Fotografía de Yougo Jeberg. |
Una sensación de eternidad que se consume lentamente conforme retiras la mirada de esos encuadres. Azarosos encuentros entre jóvenes que acusan la nostalgia de unos espacios inmersos en una luz amarillenta que no anuncia ni el día ni la noche. Plasma de claridad que los envuelve en una turbadora sedación, en un duermevela donde otras visiones que no conocemos parecen extenuarlos. Jóvenes ebrios de esa momentaneidad irrepetible desaparecen en la inmensidad de aparcamientos y dunas. Sus cuerpos acaban por hundirse en la resonancia de una incandescencia cuyo origen ignoramos.
Todo es liviano. Sucede que los trabajos de Yougo Jeberg me recuerdan tanto a los de Diana Airbus y Daido Moriyama. Al observar cada fotografía, sé que que yo viví esas mismas circunstancias que embriagan a los protagonistas. Las historias nos suenan y es dichosa esa vida que se describe, con más olvido que preocupaciones.

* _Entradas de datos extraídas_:
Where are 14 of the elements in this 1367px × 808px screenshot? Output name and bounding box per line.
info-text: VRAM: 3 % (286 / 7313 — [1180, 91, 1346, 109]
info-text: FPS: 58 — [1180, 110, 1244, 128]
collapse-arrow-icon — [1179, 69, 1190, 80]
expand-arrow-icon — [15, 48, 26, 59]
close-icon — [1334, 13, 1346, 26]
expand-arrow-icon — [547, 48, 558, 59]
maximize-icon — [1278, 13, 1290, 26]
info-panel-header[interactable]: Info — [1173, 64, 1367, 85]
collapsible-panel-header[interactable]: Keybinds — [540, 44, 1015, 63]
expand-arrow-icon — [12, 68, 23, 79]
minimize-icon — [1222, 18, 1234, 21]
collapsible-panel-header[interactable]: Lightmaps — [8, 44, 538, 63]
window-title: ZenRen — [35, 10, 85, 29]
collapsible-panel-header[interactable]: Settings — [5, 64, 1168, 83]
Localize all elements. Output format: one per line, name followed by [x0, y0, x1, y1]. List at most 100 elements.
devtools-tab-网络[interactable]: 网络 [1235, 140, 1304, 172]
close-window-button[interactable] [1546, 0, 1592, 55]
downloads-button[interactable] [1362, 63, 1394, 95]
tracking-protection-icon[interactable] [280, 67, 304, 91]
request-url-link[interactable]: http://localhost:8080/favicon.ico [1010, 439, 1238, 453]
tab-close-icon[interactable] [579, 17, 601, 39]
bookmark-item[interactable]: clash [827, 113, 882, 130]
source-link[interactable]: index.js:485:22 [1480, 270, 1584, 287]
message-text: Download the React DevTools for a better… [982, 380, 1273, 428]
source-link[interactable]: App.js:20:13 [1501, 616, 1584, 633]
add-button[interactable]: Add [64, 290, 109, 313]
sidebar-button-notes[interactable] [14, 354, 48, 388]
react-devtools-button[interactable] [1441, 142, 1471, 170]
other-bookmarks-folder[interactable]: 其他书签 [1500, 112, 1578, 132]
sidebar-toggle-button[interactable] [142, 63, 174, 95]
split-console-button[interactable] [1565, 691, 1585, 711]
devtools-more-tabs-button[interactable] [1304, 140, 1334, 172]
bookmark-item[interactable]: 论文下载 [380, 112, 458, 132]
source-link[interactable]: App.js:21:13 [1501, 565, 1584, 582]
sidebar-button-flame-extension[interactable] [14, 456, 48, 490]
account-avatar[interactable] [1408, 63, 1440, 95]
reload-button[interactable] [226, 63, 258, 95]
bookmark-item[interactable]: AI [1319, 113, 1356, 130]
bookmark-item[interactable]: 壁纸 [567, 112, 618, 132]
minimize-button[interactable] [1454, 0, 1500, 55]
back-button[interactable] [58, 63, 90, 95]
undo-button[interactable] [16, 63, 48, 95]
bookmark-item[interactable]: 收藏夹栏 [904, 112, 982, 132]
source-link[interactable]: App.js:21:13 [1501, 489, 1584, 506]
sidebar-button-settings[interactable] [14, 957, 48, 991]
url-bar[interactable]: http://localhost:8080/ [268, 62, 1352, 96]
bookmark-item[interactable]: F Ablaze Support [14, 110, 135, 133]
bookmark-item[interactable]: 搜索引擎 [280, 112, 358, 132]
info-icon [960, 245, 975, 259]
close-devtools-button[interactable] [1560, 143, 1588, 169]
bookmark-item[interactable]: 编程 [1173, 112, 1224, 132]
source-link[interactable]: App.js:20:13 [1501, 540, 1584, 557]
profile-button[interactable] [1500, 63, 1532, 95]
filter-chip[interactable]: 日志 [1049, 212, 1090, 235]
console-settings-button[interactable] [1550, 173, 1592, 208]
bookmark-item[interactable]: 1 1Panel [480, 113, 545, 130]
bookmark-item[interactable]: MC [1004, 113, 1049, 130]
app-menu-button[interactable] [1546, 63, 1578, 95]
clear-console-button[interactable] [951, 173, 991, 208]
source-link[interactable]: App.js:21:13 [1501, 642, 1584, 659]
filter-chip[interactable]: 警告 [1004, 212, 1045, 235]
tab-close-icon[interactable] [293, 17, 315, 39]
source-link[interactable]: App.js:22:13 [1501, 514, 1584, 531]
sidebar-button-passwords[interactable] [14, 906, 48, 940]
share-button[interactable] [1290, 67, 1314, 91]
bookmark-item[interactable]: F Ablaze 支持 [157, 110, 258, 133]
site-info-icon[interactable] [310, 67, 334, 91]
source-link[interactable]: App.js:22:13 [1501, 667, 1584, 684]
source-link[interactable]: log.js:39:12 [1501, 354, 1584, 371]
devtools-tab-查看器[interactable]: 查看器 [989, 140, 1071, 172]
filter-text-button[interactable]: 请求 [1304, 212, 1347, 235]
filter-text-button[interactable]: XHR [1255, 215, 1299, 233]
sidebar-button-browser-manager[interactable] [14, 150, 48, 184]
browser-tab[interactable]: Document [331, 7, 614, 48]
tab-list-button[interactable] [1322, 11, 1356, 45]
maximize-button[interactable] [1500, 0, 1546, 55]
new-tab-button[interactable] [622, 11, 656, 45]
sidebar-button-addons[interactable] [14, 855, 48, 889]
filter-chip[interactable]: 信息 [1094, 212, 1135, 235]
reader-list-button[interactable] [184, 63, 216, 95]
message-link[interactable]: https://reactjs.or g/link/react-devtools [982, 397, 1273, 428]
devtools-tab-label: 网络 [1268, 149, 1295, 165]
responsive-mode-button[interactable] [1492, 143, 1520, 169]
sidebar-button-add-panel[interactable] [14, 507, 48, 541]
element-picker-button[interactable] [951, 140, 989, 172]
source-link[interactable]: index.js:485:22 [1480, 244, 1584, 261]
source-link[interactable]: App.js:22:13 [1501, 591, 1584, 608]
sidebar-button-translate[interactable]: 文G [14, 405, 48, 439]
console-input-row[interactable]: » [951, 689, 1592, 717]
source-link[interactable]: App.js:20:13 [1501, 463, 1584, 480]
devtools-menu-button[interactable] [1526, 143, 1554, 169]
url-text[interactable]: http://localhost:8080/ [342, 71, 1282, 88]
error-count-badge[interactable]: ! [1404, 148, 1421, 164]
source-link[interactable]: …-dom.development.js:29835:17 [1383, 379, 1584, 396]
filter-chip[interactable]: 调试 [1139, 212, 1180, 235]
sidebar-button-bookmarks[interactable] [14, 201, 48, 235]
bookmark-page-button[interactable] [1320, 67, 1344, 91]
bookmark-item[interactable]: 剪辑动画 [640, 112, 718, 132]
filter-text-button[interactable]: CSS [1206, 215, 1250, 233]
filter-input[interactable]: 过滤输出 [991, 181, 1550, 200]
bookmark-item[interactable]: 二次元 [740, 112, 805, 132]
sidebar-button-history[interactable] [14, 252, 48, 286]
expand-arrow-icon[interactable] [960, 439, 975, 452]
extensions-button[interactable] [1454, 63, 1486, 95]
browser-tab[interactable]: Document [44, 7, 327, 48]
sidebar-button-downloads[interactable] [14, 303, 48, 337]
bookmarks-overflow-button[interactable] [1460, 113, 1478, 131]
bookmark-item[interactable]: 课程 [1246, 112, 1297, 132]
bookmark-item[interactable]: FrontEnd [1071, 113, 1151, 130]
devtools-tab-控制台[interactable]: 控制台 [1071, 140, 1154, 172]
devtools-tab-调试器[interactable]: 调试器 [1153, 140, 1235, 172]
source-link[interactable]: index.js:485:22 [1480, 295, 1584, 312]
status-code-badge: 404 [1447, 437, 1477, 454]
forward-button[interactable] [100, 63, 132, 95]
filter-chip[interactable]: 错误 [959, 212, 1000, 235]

* _Actividad_:
¿Podrías transcribir el texto sobre las fotografías de Yougo Jeberg desde "Fotografía de Yougo" hasta "cuyo origen ignoramos.", ambas partes incluidas?

* _Respuesta_:
Fotografía de Yougo Jeberg. |
Una sensación de eternidad que se consume lentamente conforme retiras la mirada de esos encuadres. Azarosos encuentros entre jóvenes que acusan la nostalgia de unos espacios inmersos en una luz amarillenta que no anuncia ni el día ni la noche. Plasma de claridad que los envuelve en una turbadora sedación, en un duermevela donde otras visiones que no conocemos parecen extenuarlos. Jóvenes ebrios de esa momentaneidad irrepetible desaparecen en la inmensidad de aparcamientos y dunas. Sus cuerpos acaban por hundirse en la resonancia de una incandescencia cuyo origen ignoramos.